EXERCISE DETAILS:
Extract each line containing the string "στην".

DATA SUPPLIED:
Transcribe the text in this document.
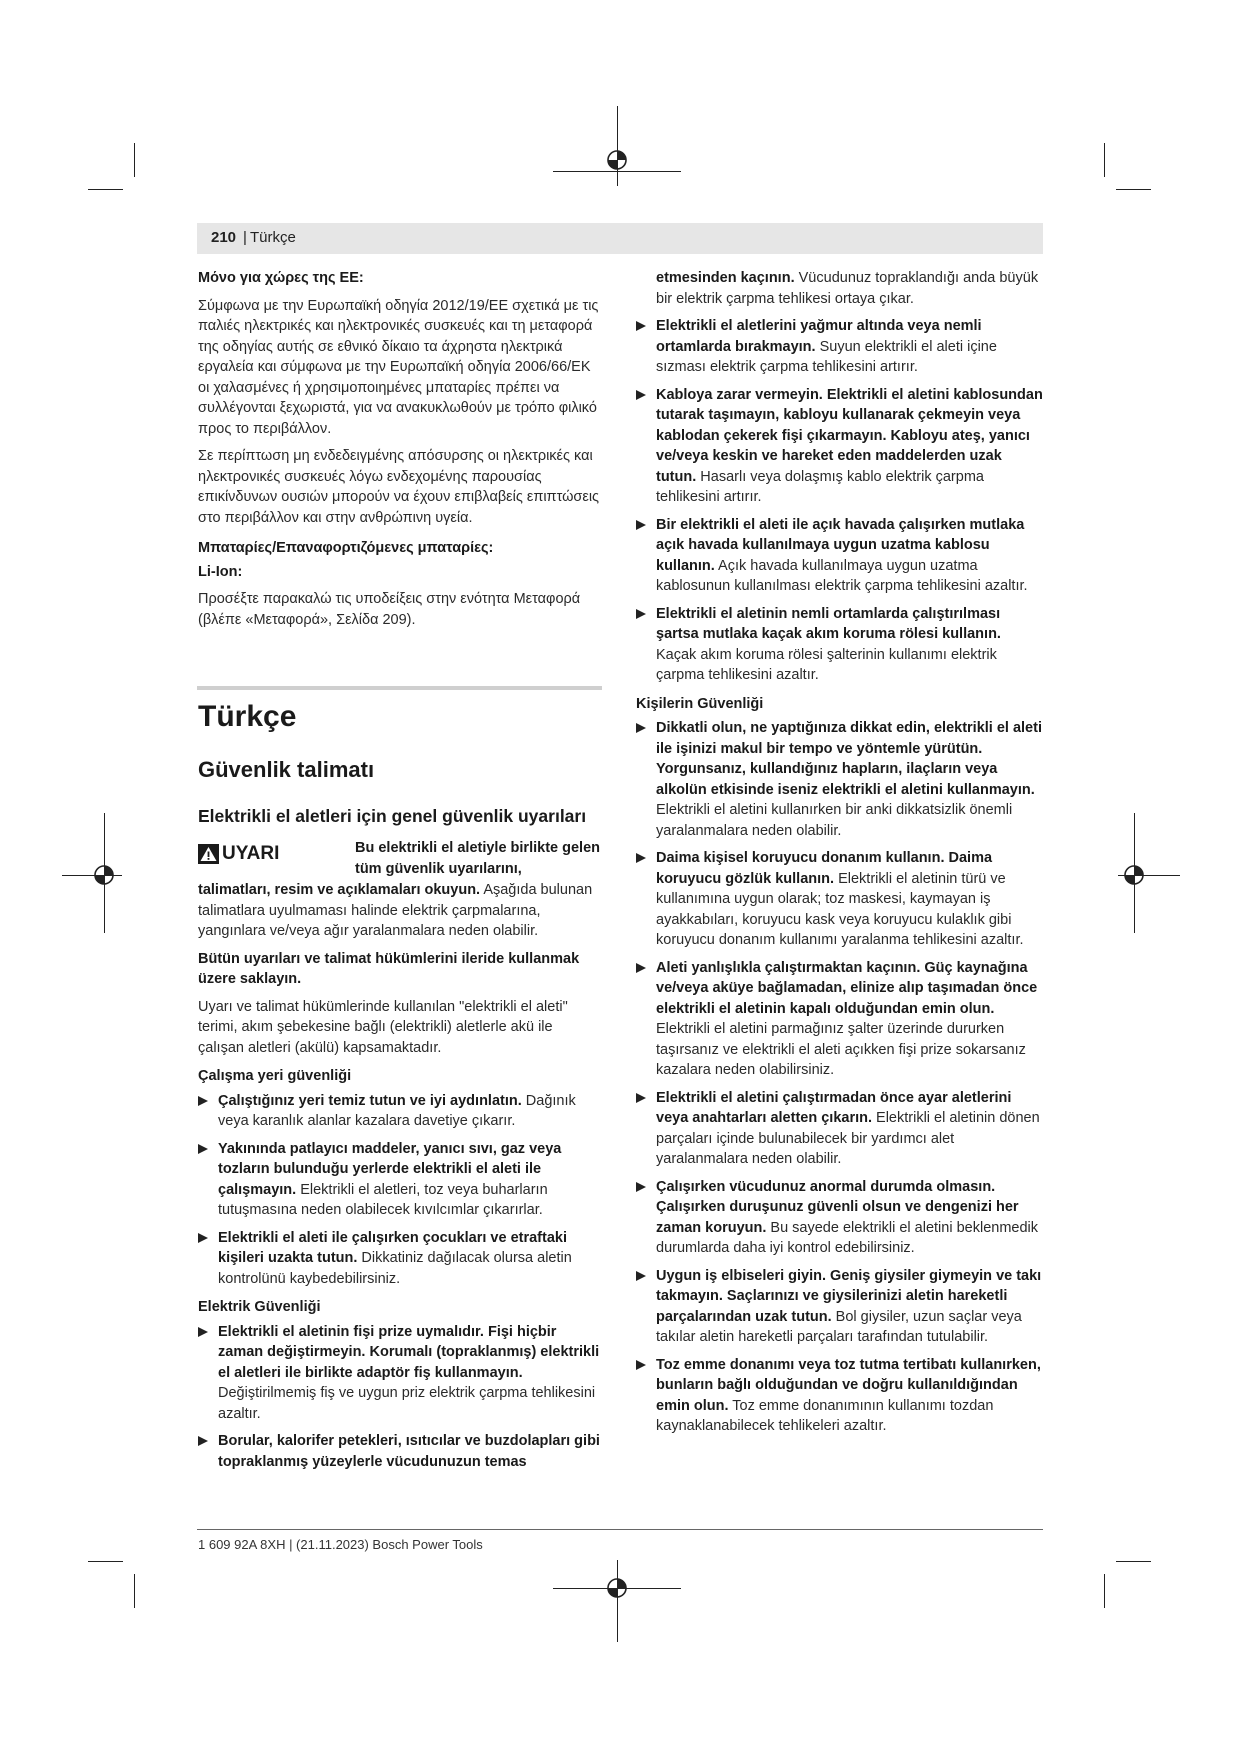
210 | Türkçe

Μόνο για χώρες της ΕΕ:

Σύμφωνα με την Ευρωπαϊκή οδηγία 2012/19/ΕΕ σχετικά με τις παλιές ηλεκτρικές και ηλεκτρονικές συσκευές και τη μεταφορά της οδηγίας αυτής σε εθνικό δίκαιο τα άχρηστα ηλεκτρικά εργαλεία και σύμφωνα με την Ευρωπαϊκή οδηγία 2006/66/ΕΚ οι χαλασμένες ή χρησιμοποιημένες μπαταρίες πρέπει να συλλέγονται ξεχωριστά, για να ανακυκλωθούν με τρόπο φιλικό προς το περιβάλλον.

Σε περίπτωση μη ενδεδειγμένης απόσυρσης οι ηλεκτρικές και ηλεκτρονικές συσκευές λόγω ενδεχομένης παρουσίας επικίνδυνων ουσιών μπορούν να έχουν επιβλαβείς επιπτώσεις στο περιβάλλον και στην ανθρώπινη υγεία.

Μπαταρίες/Επαναφορτιζόμενες μπαταρίες:

Li-Ion:

Προσέξτε παρακαλώ τις υποδείξεις στην ενότητα Μεταφορά (βλέπε «Μεταφορά», Σελίδα 209).

Türkçe
Güvenlik talimatı
Elektrikli el aletleri için genel güvenlik uyarıları
UYARI	Bu elektrikli el aletiyle birlikte gelen tüm güvenlik uyarılarını,

talimatları, resim ve açıklamaları okuyun. Aşağıda bulunan talimatlara uyulmaması halinde elektrik çarpmalarına, yangınlara ve/veya ağır yaralanmalara neden olabilir.

Bütün uyarıları ve talimat hükümlerini ileride kullanmak üzere saklayın.

Uyarı ve talimat hükümlerinde kullanılan "elektrikli el aleti" terimi, akım şebekesine bağlı (elektrikli) aletlerle akü ile çalışan aletleri (akülü) kapsamaktadır.

Çalışma yeri güvenliği

Çalıştığınız yeri temiz tutun ve iyi aydınlatın. Dağınık veya karanlık alanlar kazalara davetiye çıkarır.
Yakınında patlayıcı maddeler, yanıcı sıvı, gaz veya tozların bulunduğu yerlerde elektrikli el aleti ile çalışmayın. Elektrikli el aletleri, toz veya buharların tutuşmasına neden olabilecek kıvılcımlar çıkarırlar.
Elektrikli el aleti ile çalışırken çocukları ve etraftaki kişileri uzakta tutun. Dikkatiniz dağılacak olursa aletin kontrolünü kaybedebilirsiniz.

Elektrik Güvenliği

Elektrikli el aletinin fişi prize uymalıdır. Fişi hiçbir zaman değiştirmeyin. Korumalı (topraklanmış) elektrikli el aletleri ile birlikte adaptör fiş kullanmayın. Değiştirilmemiş fiş ve uygun priz elektrik çarpma tehlikesini azaltır.
Borular, kalorifer petekleri, ısıtıcılar ve buzdolapları gibi topraklanmış yüzeylerle vücudunuzun temas

etmesinden kaçının. Vücudunuz topraklandığı anda büyük bir elektrik çarpma tehlikesi ortaya çıkar.

Elektrikli el aletlerini yağmur altında veya nemli ortamlarda bırakmayın. Suyun elektrikli el aleti içine sızması elektrik çarpma tehlikesini artırır.
Kabloya zarar vermeyin. Elektrikli el aletini kablosundan tutarak taşımayın, kabloyu kullanarak çekmeyin veya kablodan çekerek fişi çıkarmayın. Kabloyu ateş, yanıcı ve/veya keskin ve hareket eden maddelerden uzak tutun. Hasarlı veya dolaşmış kablo elektrik çarpma tehlikesini artırır.
Bir elektrikli el aleti ile açık havada çalışırken mutlaka açık havada kullanılmaya uygun uzatma kablosu kullanın. Açık havada kullanılmaya uygun uzatma kablosunun kullanılması elektrik çarpma tehlikesini azaltır.
Elektrikli el aletinin nemli ortamlarda çalıştırılması şartsa mutlaka kaçak akım koruma rölesi kullanın. Kaçak akım koruma rölesi şalterinin kullanımı elektrik çarpma tehlikesini azaltır.

Kişilerin Güvenliği

Dikkatli olun, ne yaptığınıza dikkat edin, elektrikli el aleti ile işinizi makul bir tempo ve yöntemle yürütün. Yorgunsanız, kullandığınız hapların, ilaçların veya alkolün etkisinde iseniz elektrikli el aletini kullanmayın. Elektrikli el aletini kullanırken bir anki dikkatsizlik önemli yaralanmalara neden olabilir.
Daima kişisel koruyucu donanım kullanın. Daima koruyucu gözlük kullanın. Elektrikli el aletinin türü ve kullanımına uygun olarak; toz maskesi, kaymayan iş ayakkabıları, koruyucu kask veya koruyucu kulaklık gibi koruyucu donanım kullanımı yaralanma tehlikesini azaltır.
Aleti yanlışlıkla çalıştırmaktan kaçının. Güç kaynağına ve/veya aküye bağlamadan, elinize alıp taşımadan önce elektrikli el aletinin kapalı olduğundan emin olun. Elektrikli el aletini parmağınız şalter üzerinde dururken taşırsanız ve elektrikli el aleti açıkken fişi prize sokarsanız kazalara neden olabilirsiniz.
Elektrikli el aletini çalıştırmadan önce ayar aletlerini veya anahtarları aletten çıkarın. Elektrikli el aletinin dönen parçaları içinde bulunabilecek bir yardımcı alet yaralanmalara neden olabilir.
Çalışırken vücudunuz anormal durumda olmasın. Çalışırken duruşunuz güvenli olsun ve dengenizi her zaman koruyun. Bu sayede elektrikli el aletini beklenmedik durumlarda daha iyi kontrol edebilirsiniz.
Uygun iş elbiseleri giyin. Geniş giysiler giymeyin ve takı takmayın. Saçlarınızı ve giysilerinizi aletin hareketli parçalarından uzak tutun. Bol giysiler, uzun saçlar veya takılar aletin hareketli parçaları tarafından tutulabilir.
Toz emme donanımı veya toz tutma tertibatı kullanırken, bunların bağlı olduğundan ve doğru kullanıldığından emin olun. Toz emme donanımının kullanımı tozdan kaynaklanabilecek tehlikeleri azaltır.
1 609 92A 8XH | (21.11.2023) Bosch Power Tools
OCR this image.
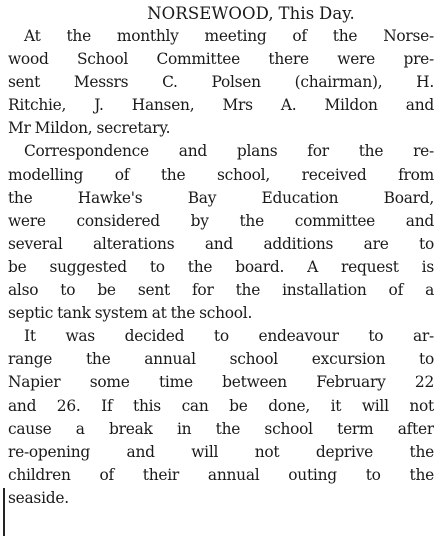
NORSEWOOD, This Day.
At the monthly meeting of the Norse-
wood School Committee there were pre-
sent Messrs C. Polsen (chairman), H.
Ritchie, J. Hansen, Mrs A. Mildon and
Mr Mildon, secretary.
Correspondence and plans for the re-
modelling of the school, received from
the Hawke's Bay Education Board,
were considered by the committee and
several alterations and additions are to
be suggested to the board. A request is
also to be sent for the installation of a
septic tank system at the school.
It was decided to endeavour to ar-
range the annual school excursion to
Napier some time between February 22
and 26. If this can be done, it will not
cause a break in the school term after
re-opening and will not deprive the
children of their annual outing to the
seaside.
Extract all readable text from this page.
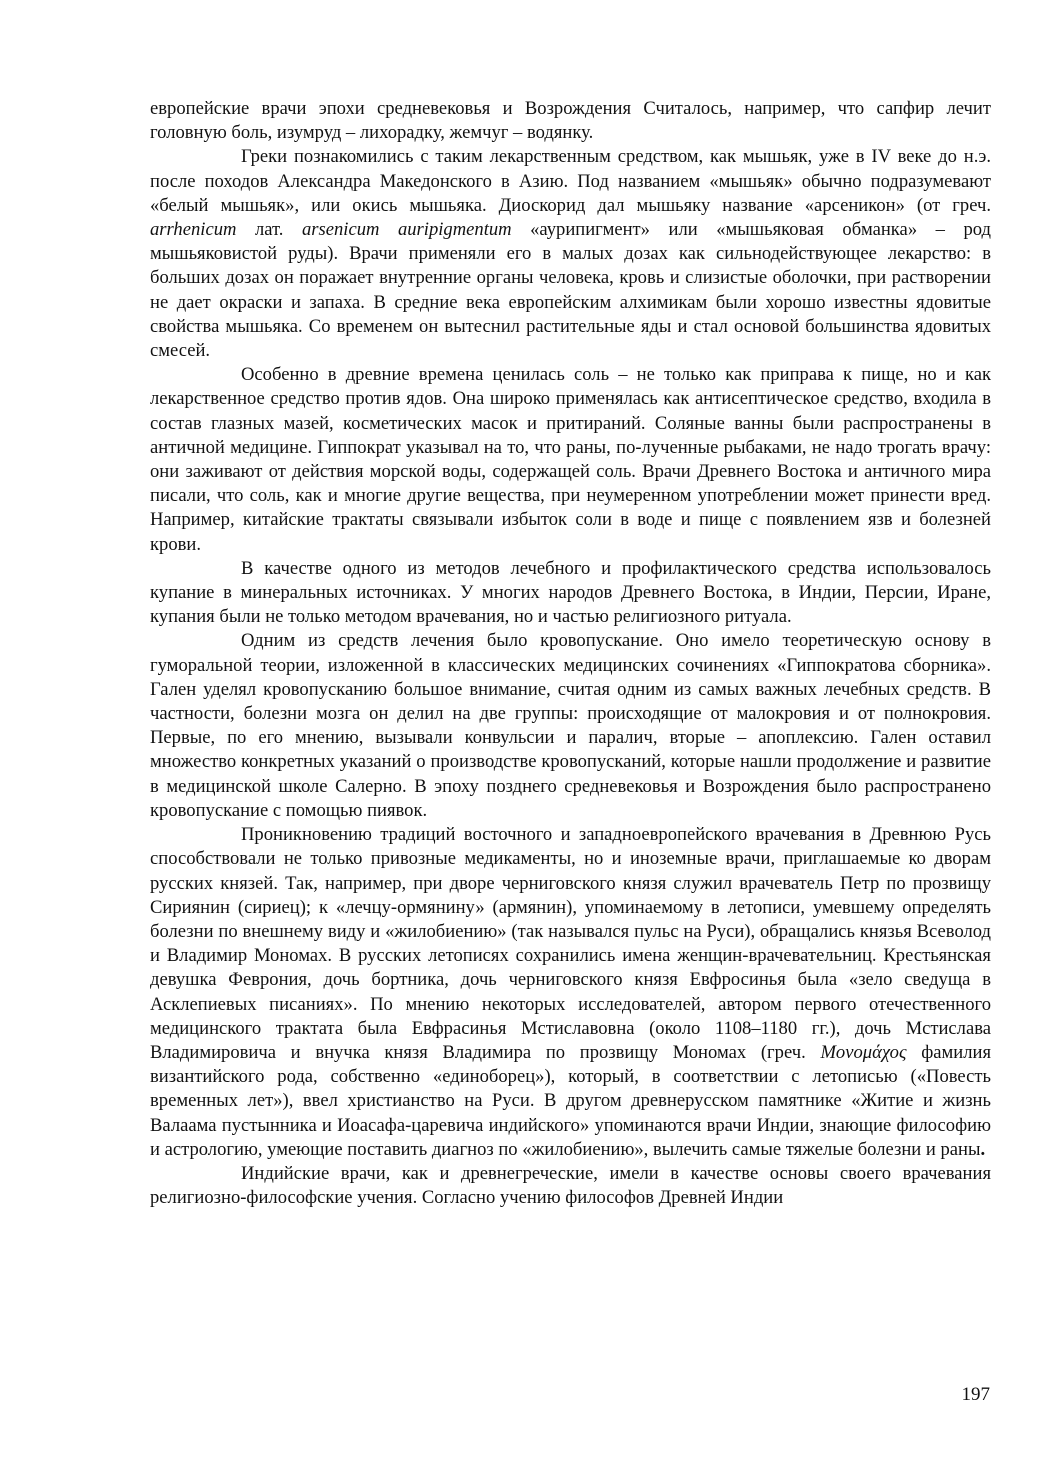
европейские врачи эпохи средневековья и Возрождения Считалось, например, что сапфир лечит головную боль, изумруд – лихорадку, жемчуг – водянку.

Греки познакомились с таким лекарственным средством, как мышьяк, уже в IV веке до н.э. после походов Александра Македонского в Азию. Под названием «мышьяк» обычно подразумевают «белый мышьяк», или окись мышьяка. Диоскорид дал мышьяку название «арсеникон» (от греч. arrhenicum лат. arsenicum auripigmentum «аурипигмент» или «мышьяковая обманка» – род мышьяковистой руды). Врачи применяли его в малых дозах как сильнодействующее лекарство: в больших дозах он поражает внутренние органы человека, кровь и слизистые оболочки, при растворении не дает окраски и запаха. В средние века европейским алхимикам были хорошо известны ядовитые свойства мышьяка. Со временем он вытеснил растительные яды и стал основой большинства ядовитых смесей.

Особенно в древние времена ценилась соль – не только как приправа к пище, но и как лекарственное средство против ядов. Она широко применялась как антисептическое средство, входила в состав глазных мазей, косметических масок и притираний. Соляные ванны были распространены в античной медицине. Гиппократ указывал на то, что раны, по-лученные рыбаками, не надо трогать врачу: они заживают от действия морской воды, содержащей соль. Врачи Древнего Востока и античного мира писали, что соль, как и многие другие вещества, при неумеренном употреблении может принести вред. Например, китайские трактаты связывали избыток соли в воде и пище с появлением язв и болезней крови.

В качестве одного из методов лечебного и профилактического средства использовалось купание в минеральных источниках. У многих народов Древнего Востока, в Индии, Персии, Иране, купания были не только методом врачевания, но и частью религиозного ритуала.

Одним из средств лечения было кровопускание. Оно имело теоретическую основу в гуморальной теории, изложенной в классических медицинских сочинениях «Гиппократова сборника». Гален уделял кровопусканию большое внимание, считая одним из самых важных лечебных средств. В частности, болезни мозга он делил на две группы: происходящие от малокровия и от полнокровия. Первые, по его мнению, вызывали конвульсии и паралич, вторые – апоплексию. Гален оставил множество конкретных указаний о производстве кровопусканий, которые нашли продолжение и развитие в медицинской школе Салерно. В эпоху позднего средневековья и Возрождения было распространено кровопускание с помощью пиявок.

Проникновению традиций восточного и западноевропейского врачевания в Древнюю Русь способствовали не только привозные медикаменты, но и иноземные врачи, приглашаемые ко дворам русских князей. Так, например, при дворе черниговского князя служил врачеватель Петр по прозвищу Сириянин (сириец); к «лечцу-ормянину» (армянин), упоминаемому в летописи, умевшему определять болезни по внешнему виду и «жилобиению» (так назывался пульс на Руси), обращались князья Всеволод и Владимир Мономах. В русских летописях сохранились имена женщин-врачевательниц. Крестьянская девушка Феврония, дочь бортника, дочь черниговского князя Евфросинья была «зело сведуща в Асклепиевых писаниях». По мнению некоторых исследователей, автором первого отечественного медицинского трактата была Евфрасинья Мстиславовна (около 1108–1180 гг.), дочь Мстислава Владимировича и внучка князя Владимира по прозвищу Мономах (греч. Μονομάχος фамилия византийского рода, собственно «единоборец»), который, в соответствии с летописью («Повесть временных лет»), ввел христианство на Руси. В другом древнерусском памятнике «Житие и жизнь Валаама пустынника и Иоасафа-царевича индийского» упоминаются врачи Индии, знающие философию и астрологию, умеющие поставить диагноз по «жилобиению», вылечить самые тяжелые болезни и раны.

Индийские врачи, как и древнегреческие, имели в качестве основы своего врачевания религиозно-философские учения. Согласно учению философов Древней Индии

197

CORRECT ANSWER:
Σε περίπτωση μη ενδεδειγμένης απόσυρσης οι ηλεκτρικές και ηλεκτρονικές συσκευές λόγω ενδεχομένης παρουσίας επικίνδυνων ουσιών μπορούν να έχουν επιβλαβείς επιπτώσεις στο περιβάλλον και στην ανθρώπινη υγεία.
Προσέξτε παρακαλώ τις υποδείξεις στην ενότητα Μεταφορά (βλέπε «Μεταφορά», Σελίδα 209).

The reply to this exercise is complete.